▶ **Task**
Set the listing down again in full, word for word, with the pictures left out.

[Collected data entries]
%%

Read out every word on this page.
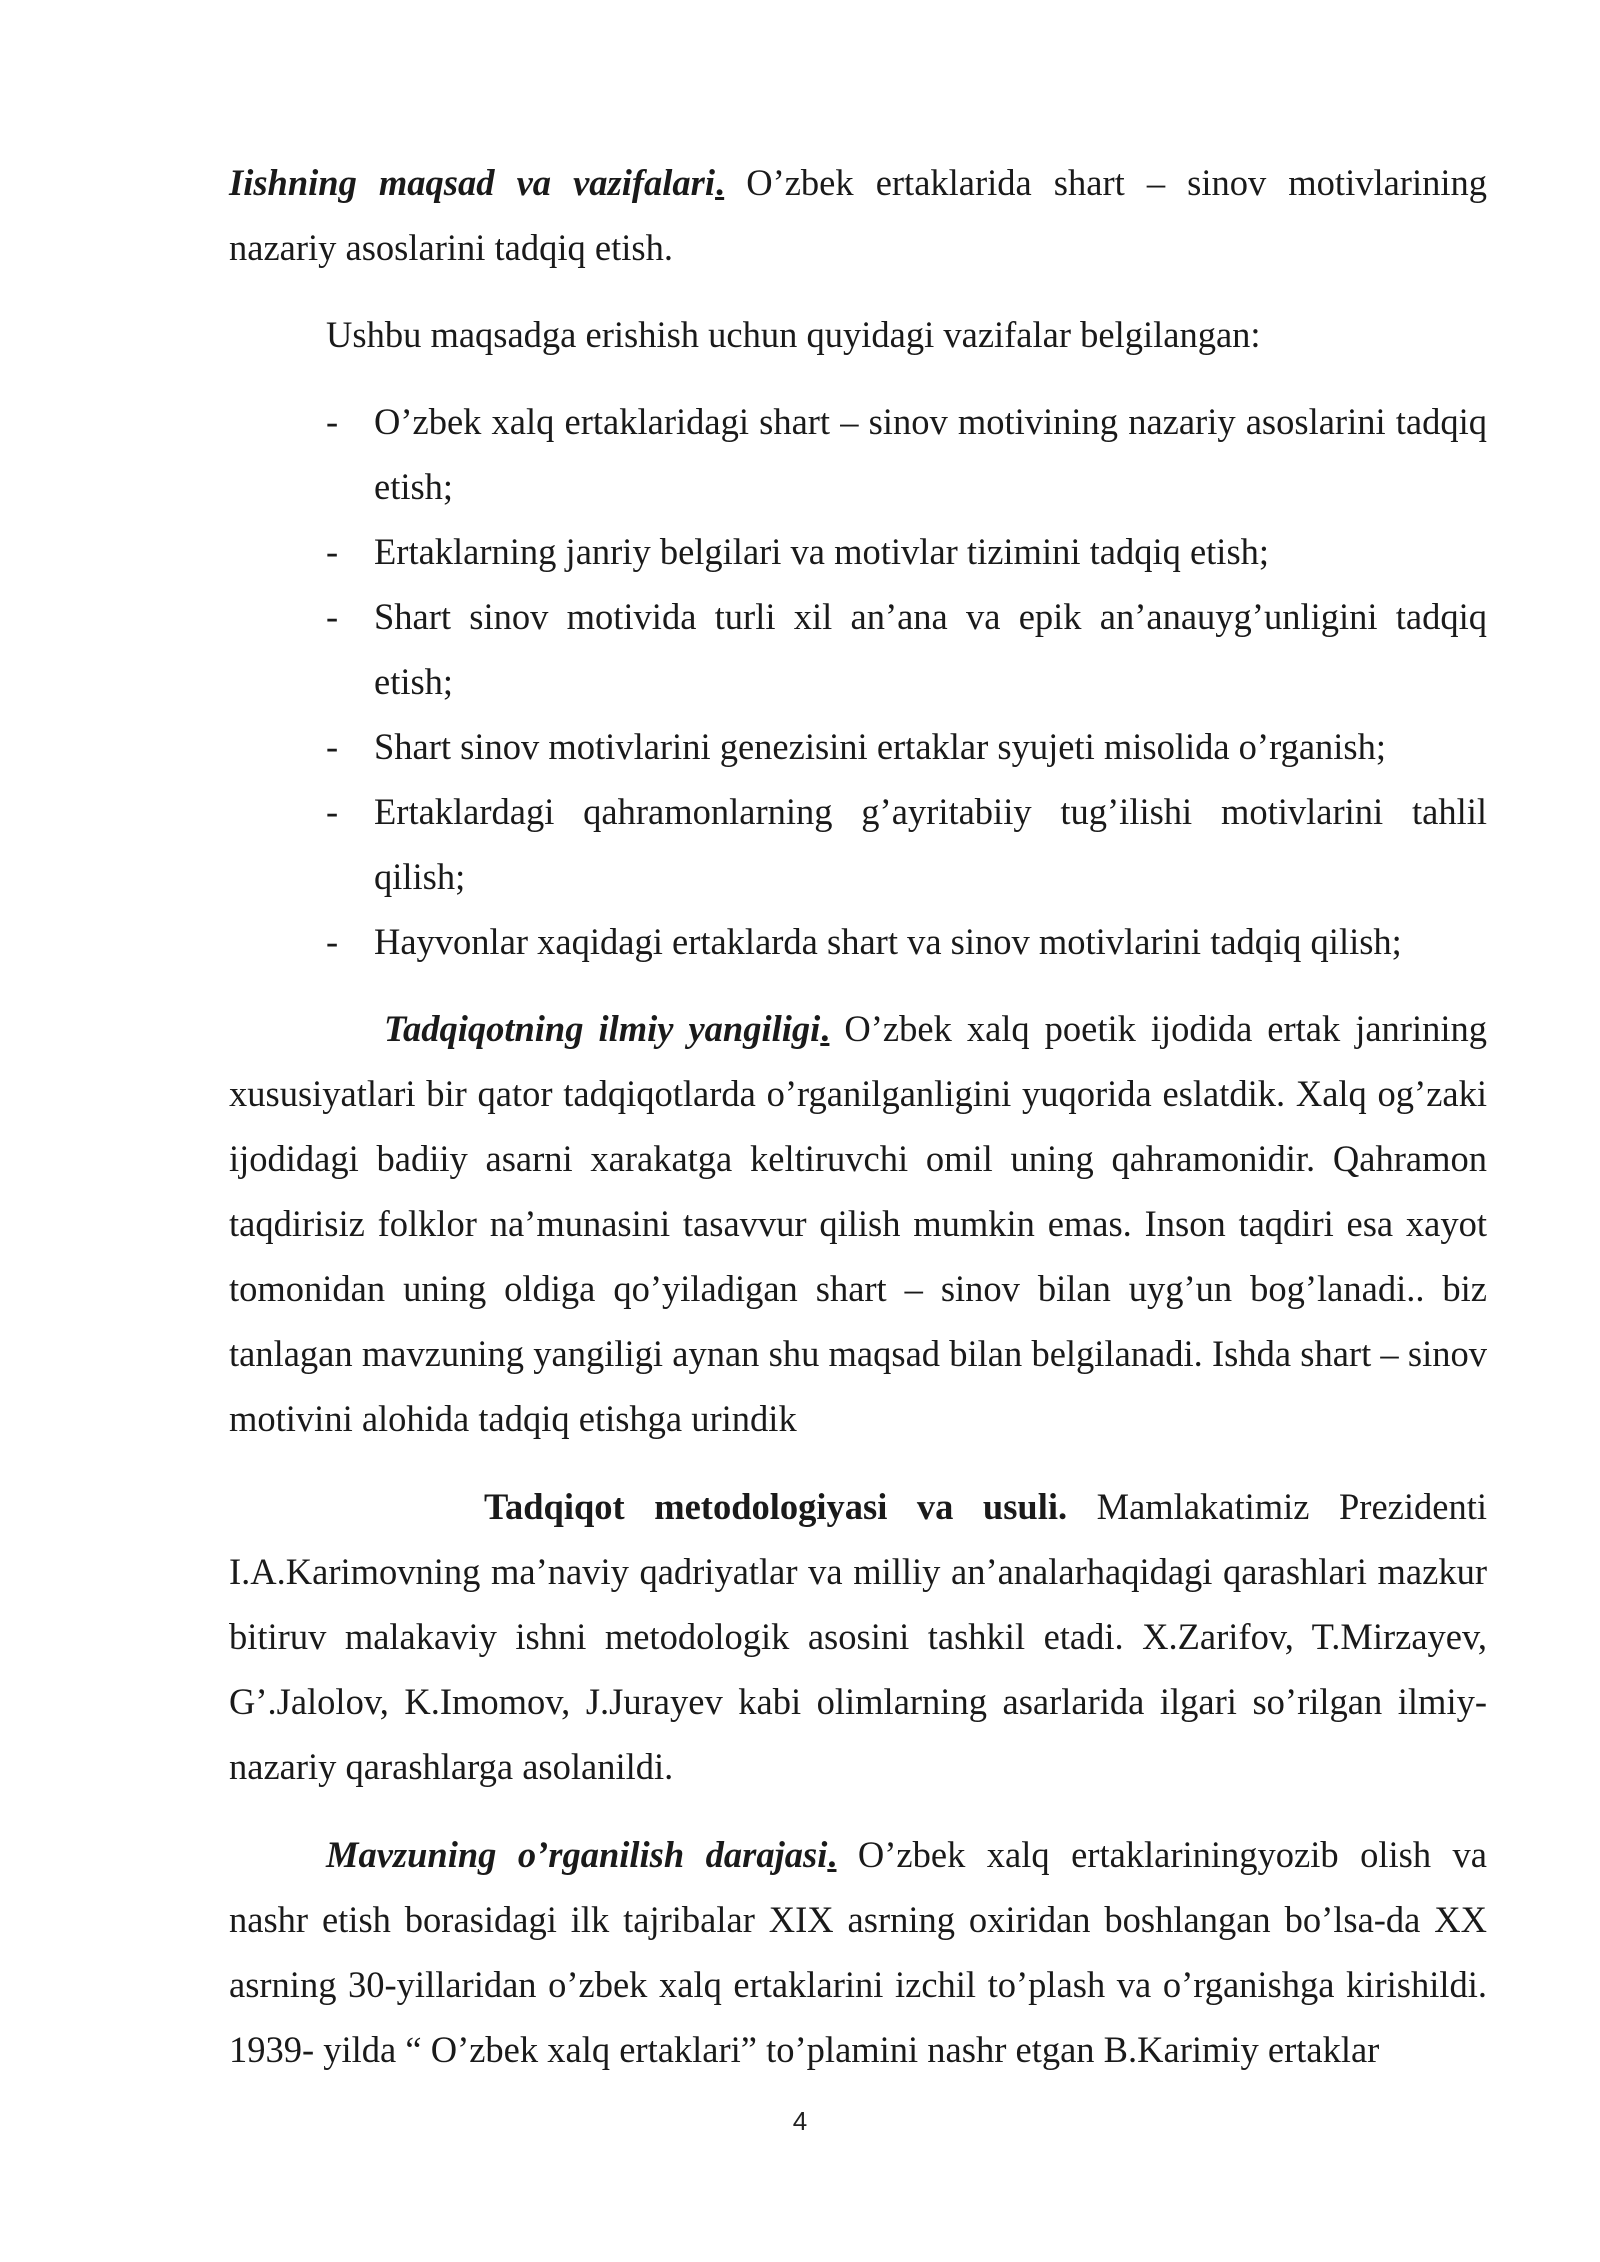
Iishning maqsad va vazifalari. O’zbek ertaklarida shart – sinov motivlarining nazariy asoslarini tadqiq etish.

Ushbu maqsadga erishish uchun quyidagi vazifalar belgilangan:

- O’zbek xalq ertaklaridagi shart – sinov motivining nazariy asoslarini tadqiq etish;
- Ertaklarning janriy belgilari va motivlar tizimini tadqiq etish;
- Shart sinov motivida turli xil an’ana va epik an’anauyg’unligini tadqiq etish;
- Shart sinov motivlarini genezisini ertaklar syujeti misolida o’rganish;
- Ertaklardagi qahramonlarning g’ayritabiiy tug’ilishi motivlarini tahlil qilish;
- Hayvonlar xaqidagi ertaklarda shart va sinov motivlarini tadqiq qilish;

Tadqiqotning ilmiy yangiligi. O’zbek xalq poetik ijodida ertak janrining xususiyatlari bir qator tadqiqotlarda o’rganilganligini yuqorida eslatdik. Xalq og’zaki ijodidagi badiiy asarni xarakatga keltiruvchi omil uning qahramonidir. Qahramon taqdirisiz folklor na’munasini tasavvur qilish mumkin emas. Inson taqdiri esa xayot tomonidan uning oldiga qo’yiladigan shart – sinov bilan uyg’un bog’lanadi.. biz tanlagan mavzuning yangiligi aynan shu maqsad bilan belgilanadi. Ishda shart – sinov motivini alohida tadqiq etishga urindik

Tadqiqot metodologiyasi va usuli. Mamlakatimiz Prezidenti I.A.Karimovning ma’naviy qadriyatlar va milliy an’analarhaqidagi qarashlari mazkur bitiruv malakaviy ishni metodologik asosini tashkil etadi. X.Zarifov, T.Mirzayev, G’.Jalolov, K.Imomov, J.Jurayev kabi olimlarning asarlarida ilgari so’rilgan ilmiy- nazariy qarashlarga asolanildi.

Mavzuning o’rganilish darajasi. O’zbek xalq ertaklariningyozib olish va nashr etish borasidagi ilk tajribalar XIX asrning oxiridan boshlangan bo’lsa-da XX asrning 30-yillaridan o’zbek xalq ertaklarini izchil to’plash va o’rganishga kirishildi. 1939- yilda “ O’zbek xalq ertaklari” to’plamini nashr etgan B.Karimiy ertaklar

4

%%

▶ **Answer for the task**
Read out every word on this page.
Iishning maqsad va vazifalari. O’zbek ertaklarida shart – sinov motivlarining nazariy asoslarini tadqiq etish.

Ushbu maqsadga erishish uchun quyidagi vazifalar belgilangan:

- O’zbek xalq ertaklaridagi shart – sinov motivining nazariy asoslarini tadqiq etish;
- Ertaklarning janriy belgilari va motivlar tizimini tadqiq etish;
- Shart sinov motivida turli xil an’ana va epik an’anauyg’unligini tadqiq etish;
- Shart sinov motivlarini genezisini ertaklar syujeti misolida o’rganish;
- Ertaklardagi qahramonlarning g’ayritabiiy tug’ilishi motivlarini tahlil qilish;
- Hayvonlar xaqidagi ertaklarda shart va sinov motivlarini tadqiq qilish;

Tadqiqotning ilmiy yangiligi. O’zbek xalq poetik ijodida ertak janrining xususiyatlari bir qator tadqiqotlarda o’rganilganligini yuqorida eslatdik. Xalq og’zaki ijodidagi badiiy asarni xarakatga keltiruvchi omil uning qahramonidir. Qahramon taqdirisiz folklor na’munasini tasavvur qilish mumkin emas. Inson taqdiri esa xayot tomonidan uning oldiga qo’yiladigan shart – sinov bilan uyg’un bog’lanadi.. biz tanlagan mavzuning yangiligi aynan shu maqsad bilan belgilanadi. Ishda shart – sinov motivini alohida tadqiq etishga urindik

Tadqiqot metodologiyasi va usuli. Mamlakatimiz Prezidenti I.A.Karimovning ma’naviy qadriyatlar va milliy an’analarhaqidagi qarashlari mazkur bitiruv malakaviy ishni metodologik asosini tashkil etadi. X.Zarifov, T.Mirzayev, G’.Jalolov, K.Imomov, J.Jurayev kabi olimlarning asarlarida ilgari so’rilgan ilmiy- nazariy qarashlarga asolanildi.

Mavzuning o’rganilish darajasi. O’zbek xalq ertaklariningyozib olish va nashr etish borasidagi ilk tajribalar XIX asrning oxiridan boshlangan bo’lsa-da XX asrning 30-yillaridan o’zbek xalq ertaklarini izchil to’plash va o’rganishga kirishildi. 1939- yilda “ O’zbek xalq ertaklari” to’plamini nashr etgan B.Karimiy ertaklar

4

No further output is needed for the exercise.